--- YOUR GOAL ---
Copy all the material below, exactly as it stands.

Dataset rows:
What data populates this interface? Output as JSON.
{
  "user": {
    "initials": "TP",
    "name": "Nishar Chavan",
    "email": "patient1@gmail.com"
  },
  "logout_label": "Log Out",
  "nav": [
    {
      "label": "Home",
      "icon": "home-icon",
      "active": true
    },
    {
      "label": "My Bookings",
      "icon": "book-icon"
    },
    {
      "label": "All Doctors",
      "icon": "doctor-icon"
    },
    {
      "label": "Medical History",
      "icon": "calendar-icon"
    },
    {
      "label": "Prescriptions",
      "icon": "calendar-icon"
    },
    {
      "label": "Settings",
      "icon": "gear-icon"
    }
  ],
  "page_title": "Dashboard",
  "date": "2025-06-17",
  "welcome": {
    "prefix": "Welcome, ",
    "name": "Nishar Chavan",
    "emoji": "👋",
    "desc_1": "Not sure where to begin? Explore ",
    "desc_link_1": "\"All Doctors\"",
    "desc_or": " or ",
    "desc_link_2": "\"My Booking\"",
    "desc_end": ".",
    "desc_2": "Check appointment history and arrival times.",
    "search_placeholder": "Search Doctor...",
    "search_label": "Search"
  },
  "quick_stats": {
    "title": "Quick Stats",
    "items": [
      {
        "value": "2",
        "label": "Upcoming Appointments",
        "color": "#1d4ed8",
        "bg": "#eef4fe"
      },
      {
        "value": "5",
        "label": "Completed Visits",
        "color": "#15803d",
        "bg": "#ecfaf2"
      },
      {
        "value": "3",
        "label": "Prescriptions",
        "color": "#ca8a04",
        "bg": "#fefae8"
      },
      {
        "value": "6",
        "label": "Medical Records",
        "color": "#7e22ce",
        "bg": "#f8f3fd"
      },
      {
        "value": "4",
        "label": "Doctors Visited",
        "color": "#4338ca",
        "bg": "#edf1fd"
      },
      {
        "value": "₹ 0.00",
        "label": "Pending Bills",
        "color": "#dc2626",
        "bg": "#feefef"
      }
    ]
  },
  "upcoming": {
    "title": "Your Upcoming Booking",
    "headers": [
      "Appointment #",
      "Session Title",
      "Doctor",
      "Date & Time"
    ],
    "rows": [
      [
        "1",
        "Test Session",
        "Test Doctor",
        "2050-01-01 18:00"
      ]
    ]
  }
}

--- REPLY TO THE EXERCISE ---
What data populates this interface? Output as JSON.
{
  "user": {
    "initials": "TP",
    "name": "Nishar Chavan",
    "email": "patient1@gmail.com"
  },
  "logout_label": "Log Out",
  "nav": [
    {
      "label": "Home",
      "icon": "home-icon",
      "active": true
    },
    {
      "label": "My Bookings",
      "icon": "book-icon"
    },
    {
      "label": "All Doctors",
      "icon": "doctor-icon"
    },
    {
      "label": "Medical History",
      "icon": "calendar-icon"
    },
    {
      "label": "Prescriptions",
      "icon": "calendar-icon"
    },
    {
      "label": "Settings",
      "icon": "gear-icon"
    }
  ],
  "page_title": "Dashboard",
  "date": "2025-06-17",
  "welcome": {
    "prefix": "Welcome, ",
    "name": "Nishar Chavan",
    "emoji": "👋",
    "desc_1": "Not sure where to begin? Explore ",
    "desc_link_1": "\"All Doctors\"",
    "desc_or": " or ",
    "desc_link_2": "\"My Booking\"",
    "desc_end": ".",
    "desc_2": "Check appointment history and arrival times.",
    "search_placeholder": "Search Doctor...",
    "search_label": "Search"
  },
  "quick_stats": {
    "title": "Quick Stats",
    "items": [
      {
        "value": "2",
        "label": "Upcoming Appointments",
        "color": "#1d4ed8",
        "bg": "#eef4fe"
      },
      {
        "value": "5",
        "label": "Completed Visits",
        "color": "#15803d",
        "bg": "#ecfaf2"
      },
      {
        "value": "3",
        "label": "Prescriptions",
        "color": "#ca8a04",
        "bg": "#fefae8"
      },
      {
        "value": "6",
        "label": "Medical Records",
        "color": "#7e22ce",
        "bg": "#f8f3fd"
      },
      {
        "value": "4",
        "label": "Doctors Visited",
        "color": "#4338ca",
        "bg": "#edf1fd"
      },
      {
        "value": "₹ 0.00",
        "label": "Pending Bills",
        "color": "#dc2626",
        "bg": "#feefef"
      }
    ]
  },
  "upcoming": {
    "title": "Your Upcoming Booking",
    "headers": [
      "Appointment #",
      "Session Title",
      "Doctor",
      "Date & Time"
    ],
    "rows": [
      [
        "1",
        "Test Session",
        "Test Doctor",
        "2050-01-01 18:00"
      ]
    ]
  }
}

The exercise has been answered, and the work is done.